### Exercise details:
Report how many lines of the listing below include the word "spojení". Give nothing but the number.

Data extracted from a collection
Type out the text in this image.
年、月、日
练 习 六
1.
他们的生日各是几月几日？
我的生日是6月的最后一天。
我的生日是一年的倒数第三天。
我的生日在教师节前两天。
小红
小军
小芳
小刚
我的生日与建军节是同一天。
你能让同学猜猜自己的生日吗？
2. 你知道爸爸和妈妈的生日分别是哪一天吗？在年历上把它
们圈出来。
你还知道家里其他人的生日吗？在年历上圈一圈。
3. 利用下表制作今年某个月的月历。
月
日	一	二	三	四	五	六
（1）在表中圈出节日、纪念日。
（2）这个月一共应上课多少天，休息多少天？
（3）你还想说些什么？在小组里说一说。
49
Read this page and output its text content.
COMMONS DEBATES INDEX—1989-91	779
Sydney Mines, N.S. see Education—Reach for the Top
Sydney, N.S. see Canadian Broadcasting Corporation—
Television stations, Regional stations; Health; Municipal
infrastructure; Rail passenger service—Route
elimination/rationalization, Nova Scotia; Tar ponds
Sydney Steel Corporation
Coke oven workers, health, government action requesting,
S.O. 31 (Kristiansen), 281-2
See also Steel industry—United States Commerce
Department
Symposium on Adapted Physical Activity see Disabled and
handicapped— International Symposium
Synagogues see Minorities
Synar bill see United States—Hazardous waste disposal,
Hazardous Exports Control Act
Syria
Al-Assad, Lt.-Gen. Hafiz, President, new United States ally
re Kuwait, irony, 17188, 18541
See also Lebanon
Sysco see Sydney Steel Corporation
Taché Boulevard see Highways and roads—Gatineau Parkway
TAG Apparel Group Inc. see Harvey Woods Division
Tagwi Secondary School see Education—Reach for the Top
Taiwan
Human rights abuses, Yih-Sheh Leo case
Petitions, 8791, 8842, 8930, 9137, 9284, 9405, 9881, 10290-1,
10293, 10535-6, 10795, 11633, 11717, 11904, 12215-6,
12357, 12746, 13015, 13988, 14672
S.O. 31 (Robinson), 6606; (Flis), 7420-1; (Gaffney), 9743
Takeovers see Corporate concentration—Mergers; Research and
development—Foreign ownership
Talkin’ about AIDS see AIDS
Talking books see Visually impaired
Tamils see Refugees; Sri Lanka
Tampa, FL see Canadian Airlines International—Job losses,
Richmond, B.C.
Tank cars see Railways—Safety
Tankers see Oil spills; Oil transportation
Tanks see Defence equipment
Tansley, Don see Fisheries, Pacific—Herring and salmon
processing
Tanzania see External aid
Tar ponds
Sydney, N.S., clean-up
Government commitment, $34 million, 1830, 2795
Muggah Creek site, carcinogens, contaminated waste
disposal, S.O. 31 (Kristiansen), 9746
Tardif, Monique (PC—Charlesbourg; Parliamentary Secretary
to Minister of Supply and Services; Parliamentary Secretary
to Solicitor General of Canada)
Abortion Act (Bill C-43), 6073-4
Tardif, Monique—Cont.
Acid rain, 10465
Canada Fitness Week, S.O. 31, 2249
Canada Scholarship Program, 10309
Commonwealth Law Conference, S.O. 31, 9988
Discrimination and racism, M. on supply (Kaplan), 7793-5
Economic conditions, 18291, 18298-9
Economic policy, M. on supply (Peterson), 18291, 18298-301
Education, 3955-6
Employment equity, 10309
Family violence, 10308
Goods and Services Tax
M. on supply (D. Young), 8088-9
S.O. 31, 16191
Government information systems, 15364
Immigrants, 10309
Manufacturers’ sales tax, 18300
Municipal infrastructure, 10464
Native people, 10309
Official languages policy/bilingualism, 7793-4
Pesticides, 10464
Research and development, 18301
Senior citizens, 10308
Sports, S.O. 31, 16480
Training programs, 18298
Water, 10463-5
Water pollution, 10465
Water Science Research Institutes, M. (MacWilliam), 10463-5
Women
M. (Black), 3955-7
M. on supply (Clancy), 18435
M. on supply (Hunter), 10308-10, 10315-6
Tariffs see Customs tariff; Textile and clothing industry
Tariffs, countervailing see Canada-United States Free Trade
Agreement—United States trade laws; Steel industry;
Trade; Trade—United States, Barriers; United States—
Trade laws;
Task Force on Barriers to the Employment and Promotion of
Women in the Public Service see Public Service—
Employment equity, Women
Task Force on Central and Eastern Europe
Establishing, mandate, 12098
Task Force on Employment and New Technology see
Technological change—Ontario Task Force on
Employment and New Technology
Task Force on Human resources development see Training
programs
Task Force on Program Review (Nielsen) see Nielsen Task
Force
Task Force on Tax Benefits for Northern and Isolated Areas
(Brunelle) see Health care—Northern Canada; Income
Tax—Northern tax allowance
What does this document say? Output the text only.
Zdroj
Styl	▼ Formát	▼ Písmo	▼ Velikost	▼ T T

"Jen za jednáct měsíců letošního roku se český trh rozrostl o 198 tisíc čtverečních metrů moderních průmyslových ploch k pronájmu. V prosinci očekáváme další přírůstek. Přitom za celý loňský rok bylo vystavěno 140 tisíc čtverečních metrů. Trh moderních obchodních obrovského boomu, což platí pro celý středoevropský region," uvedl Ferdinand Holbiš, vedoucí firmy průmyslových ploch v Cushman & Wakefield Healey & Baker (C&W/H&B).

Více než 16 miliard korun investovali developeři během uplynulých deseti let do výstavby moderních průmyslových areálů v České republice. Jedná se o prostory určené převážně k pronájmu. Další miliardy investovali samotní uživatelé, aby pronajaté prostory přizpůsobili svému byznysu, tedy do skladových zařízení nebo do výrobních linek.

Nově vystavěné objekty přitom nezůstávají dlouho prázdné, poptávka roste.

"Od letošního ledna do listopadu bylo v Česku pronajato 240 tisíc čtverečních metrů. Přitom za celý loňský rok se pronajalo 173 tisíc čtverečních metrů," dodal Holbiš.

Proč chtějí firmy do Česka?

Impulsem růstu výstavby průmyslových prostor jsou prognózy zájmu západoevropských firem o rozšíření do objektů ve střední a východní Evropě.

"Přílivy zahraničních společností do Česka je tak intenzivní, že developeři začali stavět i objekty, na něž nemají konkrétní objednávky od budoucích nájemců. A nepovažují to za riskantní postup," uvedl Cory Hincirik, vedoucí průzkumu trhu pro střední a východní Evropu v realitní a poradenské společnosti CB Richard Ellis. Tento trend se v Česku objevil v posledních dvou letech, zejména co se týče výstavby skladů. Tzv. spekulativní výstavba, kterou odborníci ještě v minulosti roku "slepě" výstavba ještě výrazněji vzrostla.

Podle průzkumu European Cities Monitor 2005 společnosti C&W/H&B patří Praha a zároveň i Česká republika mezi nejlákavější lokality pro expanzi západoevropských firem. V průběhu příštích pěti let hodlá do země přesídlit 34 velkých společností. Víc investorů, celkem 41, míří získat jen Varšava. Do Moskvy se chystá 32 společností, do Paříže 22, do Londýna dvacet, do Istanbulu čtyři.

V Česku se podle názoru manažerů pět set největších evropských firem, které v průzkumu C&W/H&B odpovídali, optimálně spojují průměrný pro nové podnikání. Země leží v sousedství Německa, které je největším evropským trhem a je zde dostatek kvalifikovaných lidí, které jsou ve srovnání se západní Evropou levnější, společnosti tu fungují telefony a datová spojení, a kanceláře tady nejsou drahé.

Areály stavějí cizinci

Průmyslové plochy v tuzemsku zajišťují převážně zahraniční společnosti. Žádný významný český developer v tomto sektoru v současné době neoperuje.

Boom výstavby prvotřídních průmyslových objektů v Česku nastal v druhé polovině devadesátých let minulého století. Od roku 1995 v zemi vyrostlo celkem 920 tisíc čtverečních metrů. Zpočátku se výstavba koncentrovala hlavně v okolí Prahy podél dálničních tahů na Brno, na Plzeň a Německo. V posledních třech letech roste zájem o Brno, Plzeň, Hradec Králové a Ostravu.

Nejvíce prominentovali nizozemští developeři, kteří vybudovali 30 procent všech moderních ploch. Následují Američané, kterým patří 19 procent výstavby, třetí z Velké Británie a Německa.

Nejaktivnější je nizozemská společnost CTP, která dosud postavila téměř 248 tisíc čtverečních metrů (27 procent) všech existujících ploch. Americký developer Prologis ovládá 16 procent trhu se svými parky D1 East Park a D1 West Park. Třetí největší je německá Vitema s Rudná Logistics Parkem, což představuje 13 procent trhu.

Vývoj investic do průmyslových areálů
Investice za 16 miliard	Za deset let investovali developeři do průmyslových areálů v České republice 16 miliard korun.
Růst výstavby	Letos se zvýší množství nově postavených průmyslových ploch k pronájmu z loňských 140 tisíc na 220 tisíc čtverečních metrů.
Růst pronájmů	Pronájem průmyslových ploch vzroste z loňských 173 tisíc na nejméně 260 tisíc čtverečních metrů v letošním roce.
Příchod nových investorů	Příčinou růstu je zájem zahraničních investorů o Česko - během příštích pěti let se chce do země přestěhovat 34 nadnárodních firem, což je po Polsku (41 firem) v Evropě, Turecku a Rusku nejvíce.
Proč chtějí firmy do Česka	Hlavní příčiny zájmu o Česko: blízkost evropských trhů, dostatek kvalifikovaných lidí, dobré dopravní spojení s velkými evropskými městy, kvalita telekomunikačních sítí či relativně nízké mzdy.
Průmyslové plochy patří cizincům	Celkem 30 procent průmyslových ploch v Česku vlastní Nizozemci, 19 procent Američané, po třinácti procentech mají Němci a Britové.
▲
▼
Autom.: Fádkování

### Solution to the problem:
2